(Exercise instructions):
Word for word, retype every entry in the listing.

═══ Dataset excerpts

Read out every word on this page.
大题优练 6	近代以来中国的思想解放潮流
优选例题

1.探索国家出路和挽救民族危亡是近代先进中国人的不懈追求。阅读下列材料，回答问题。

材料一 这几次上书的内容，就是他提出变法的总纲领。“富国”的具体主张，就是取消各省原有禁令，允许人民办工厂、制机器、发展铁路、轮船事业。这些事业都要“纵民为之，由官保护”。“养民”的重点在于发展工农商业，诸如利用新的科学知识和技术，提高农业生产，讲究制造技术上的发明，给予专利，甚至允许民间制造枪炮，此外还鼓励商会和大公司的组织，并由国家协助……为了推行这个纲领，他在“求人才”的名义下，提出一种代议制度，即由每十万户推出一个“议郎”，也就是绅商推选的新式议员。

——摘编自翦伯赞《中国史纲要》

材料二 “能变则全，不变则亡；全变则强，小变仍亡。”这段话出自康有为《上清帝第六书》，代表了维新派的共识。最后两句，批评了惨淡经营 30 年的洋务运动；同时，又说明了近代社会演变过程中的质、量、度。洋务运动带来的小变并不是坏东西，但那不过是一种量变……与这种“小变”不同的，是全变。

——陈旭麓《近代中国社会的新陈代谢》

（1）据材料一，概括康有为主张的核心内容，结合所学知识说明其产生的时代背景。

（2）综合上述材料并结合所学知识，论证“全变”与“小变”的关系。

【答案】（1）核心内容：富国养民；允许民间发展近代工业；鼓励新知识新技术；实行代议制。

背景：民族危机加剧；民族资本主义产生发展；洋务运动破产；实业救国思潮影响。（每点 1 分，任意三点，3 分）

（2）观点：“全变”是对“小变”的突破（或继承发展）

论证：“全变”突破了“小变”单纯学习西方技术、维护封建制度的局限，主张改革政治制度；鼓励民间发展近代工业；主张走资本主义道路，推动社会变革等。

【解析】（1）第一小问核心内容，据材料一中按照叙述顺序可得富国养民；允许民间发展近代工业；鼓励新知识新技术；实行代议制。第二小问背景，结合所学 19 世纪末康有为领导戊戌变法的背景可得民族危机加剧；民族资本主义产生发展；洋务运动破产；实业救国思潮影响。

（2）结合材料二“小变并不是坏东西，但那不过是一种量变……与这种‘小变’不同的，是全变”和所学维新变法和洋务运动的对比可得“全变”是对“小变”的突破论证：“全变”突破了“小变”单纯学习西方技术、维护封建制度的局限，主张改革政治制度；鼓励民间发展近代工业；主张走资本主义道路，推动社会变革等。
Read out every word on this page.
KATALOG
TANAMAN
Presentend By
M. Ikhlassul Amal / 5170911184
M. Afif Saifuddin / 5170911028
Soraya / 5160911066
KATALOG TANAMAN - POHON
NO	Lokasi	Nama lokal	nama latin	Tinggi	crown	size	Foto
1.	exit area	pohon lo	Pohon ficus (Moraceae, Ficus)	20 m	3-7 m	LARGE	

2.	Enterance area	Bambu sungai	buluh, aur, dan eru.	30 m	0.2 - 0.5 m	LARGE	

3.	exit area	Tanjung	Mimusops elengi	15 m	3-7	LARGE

══════

(Finished answer):
Read out every word on this page.
大题优练 6	近代以来中国的思想解放潮流
优选例题

1.探索国家出路和挽救民族危亡是近代先进中国人的不懈追求。阅读下列材料，回答问题。

材料一 这几次上书的内容，就是他提出变法的总纲领。“富国”的具体主张，就是取消各省原有禁令，允许人民办工厂、制机器、发展铁路、轮船事业。这些事业都要“纵民为之，由官保护”。“养民”的重点在于发展工农商业，诸如利用新的科学知识和技术，提高农业生产，讲究制造技术上的发明，给予专利，甚至允许民间制造枪炮，此外还鼓励商会和大公司的组织，并由国家协助……为了推行这个纲领，他在“求人才”的名义下，提出一种代议制度，即由每十万户推出一个“议郎”，也就是绅商推选的新式议员。

——摘编自翦伯赞《中国史纲要》

材料二 “能变则全，不变则亡；全变则强，小变仍亡。”这段话出自康有为《上清帝第六书》，代表了维新派的共识。最后两句，批评了惨淡经营 30 年的洋务运动；同时，又说明了近代社会演变过程中的质、量、度。洋务运动带来的小变并不是坏东西，但那不过是一种量变……与这种“小变”不同的，是全变。

——陈旭麓《近代中国社会的新陈代谢》

（1）据材料一，概括康有为主张的核心内容，结合所学知识说明其产生的时代背景。

（2）综合上述材料并结合所学知识，论证“全变”与“小变”的关系。

【答案】（1）核心内容：富国养民；允许民间发展近代工业；鼓励新知识新技术；实行代议制。

背景：民族危机加剧；民族资本主义产生发展；洋务运动破产；实业救国思潮影响。（每点 1 分，任意三点，3 分）

（2）观点：“全变”是对“小变”的突破（或继承发展）

论证：“全变”突破了“小变”单纯学习西方技术、维护封建制度的局限，主张改革政治制度；鼓励民间发展近代工业；主张走资本主义道路，推动社会变革等。

【解析】（1）第一小问核心内容，据材料一中按照叙述顺序可得富国养民；允许民间发展近代工业；鼓励新知识新技术；实行代议制。第二小问背景，结合所学 19 世纪末康有为领导戊戌变法的背景可得民族危机加剧；民族资本主义产生发展；洋务运动破产；实业救国思潮影响。

（2）结合材料二“小变并不是坏东西，但那不过是一种量变……与这种‘小变’不同的，是全变”和所学维新变法和洋务运动的对比可得“全变”是对“小变”的突破论证：“全变”突破了“小变”单纯学习西方技术、维护封建制度的局限，主张改革政治制度；鼓励民间发展近代工业；主张走资本主义道路，推动社会变革等。
Read out every word on this page.
KATALOG
TANAMAN
Presentend By
M. Ikhlassul Amal / 5170911184
M. Afif Saifuddin / 5170911028
Soraya / 5160911066
KATALOG TANAMAN - POHON
NO	Lokasi	Nama lokal	nama latin	Tinggi	crown	size	Foto
1.	exit area	pohon lo	Pohon ficus (Moraceae, Ficus)	20 m	3-7 m	LARGE	

2.	Enterance area	Bambu sungai	buluh, aur, dan eru.	30 m	0.2 - 0.5 m	LARGE	

3.	exit area	Tanjung	Mimusops elengi	15 m	3-7	LARGE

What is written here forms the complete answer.